## Problem statement
In the copy, include every entry exactly but none of the images.

## Stored records
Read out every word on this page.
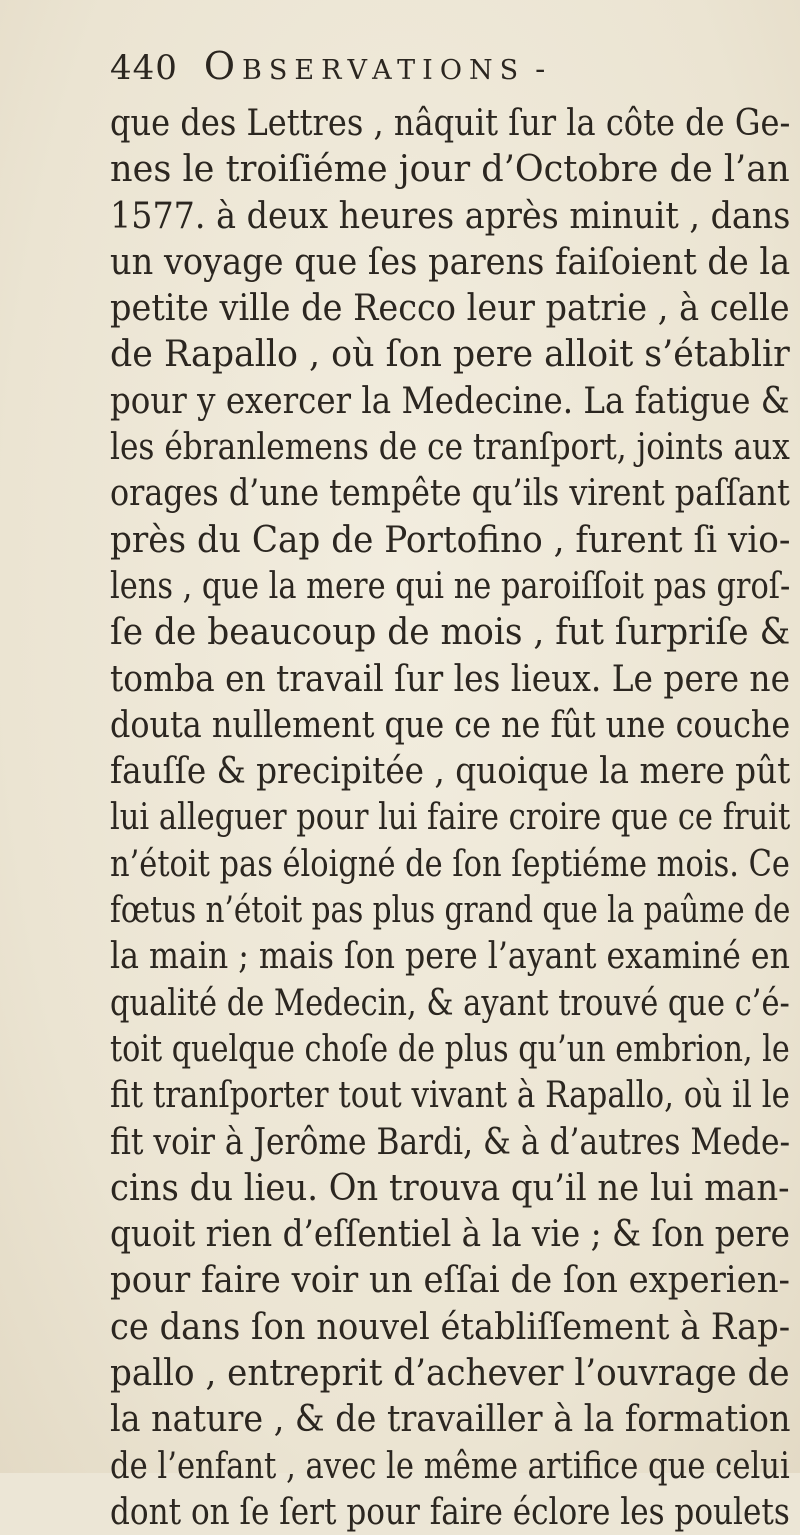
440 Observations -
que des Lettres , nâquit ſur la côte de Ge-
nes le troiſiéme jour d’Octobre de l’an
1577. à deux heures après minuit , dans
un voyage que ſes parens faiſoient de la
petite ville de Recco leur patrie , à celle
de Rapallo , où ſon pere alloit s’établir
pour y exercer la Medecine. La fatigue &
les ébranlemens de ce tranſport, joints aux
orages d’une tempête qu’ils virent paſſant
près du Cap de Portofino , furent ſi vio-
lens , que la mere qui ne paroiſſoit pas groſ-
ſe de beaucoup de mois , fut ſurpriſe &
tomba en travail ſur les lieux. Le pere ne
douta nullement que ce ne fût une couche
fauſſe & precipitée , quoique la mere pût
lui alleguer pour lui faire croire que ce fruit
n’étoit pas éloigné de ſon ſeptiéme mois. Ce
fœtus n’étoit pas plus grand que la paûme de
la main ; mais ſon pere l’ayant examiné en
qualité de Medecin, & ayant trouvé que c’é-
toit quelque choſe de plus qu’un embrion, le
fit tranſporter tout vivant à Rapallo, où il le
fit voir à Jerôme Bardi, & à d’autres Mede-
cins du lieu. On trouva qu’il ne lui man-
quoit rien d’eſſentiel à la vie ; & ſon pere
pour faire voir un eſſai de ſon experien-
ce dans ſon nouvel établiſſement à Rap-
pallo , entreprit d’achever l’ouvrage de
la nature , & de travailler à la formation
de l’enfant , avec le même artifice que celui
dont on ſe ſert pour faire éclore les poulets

## The result
Read out every word on this page.
440 Observations -
que des Lettres , nâquit ſur la côte de Ge-
nes le troiſiéme jour d’Octobre de l’an
1577. à deux heures après minuit , dans
un voyage que ſes parens faiſoient de la
petite ville de Recco leur patrie , à celle
de Rapallo , où ſon pere alloit s’établir
pour y exercer la Medecine. La fatigue &
les ébranlemens de ce tranſport, joints aux
orages d’une tempête qu’ils virent paſſant
près du Cap de Portofino , furent ſi vio-
lens , que la mere qui ne paroiſſoit pas groſ-
ſe de beaucoup de mois , fut ſurpriſe &
tomba en travail ſur les lieux. Le pere ne
douta nullement que ce ne fût une couche
fauſſe & precipitée , quoique la mere pût
lui alleguer pour lui faire croire que ce fruit
n’étoit pas éloigné de ſon ſeptiéme mois. Ce
fœtus n’étoit pas plus grand que la paûme de
la main ; mais ſon pere l’ayant examiné en
qualité de Medecin, & ayant trouvé que c’é-
toit quelque choſe de plus qu’un embrion, le
fit tranſporter tout vivant à Rapallo, où il le
fit voir à Jerôme Bardi, & à d’autres Mede-
cins du lieu. On trouva qu’il ne lui man-
quoit rien d’eſſentiel à la vie ; & ſon pere
pour faire voir un eſſai de ſon experien-
ce dans ſon nouvel établiſſement à Rap-
pallo , entreprit d’achever l’ouvrage de
la nature , & de travailler à la formation
de l’enfant , avec le même artifice que celui
dont on ſe ſert pour faire éclore les poulets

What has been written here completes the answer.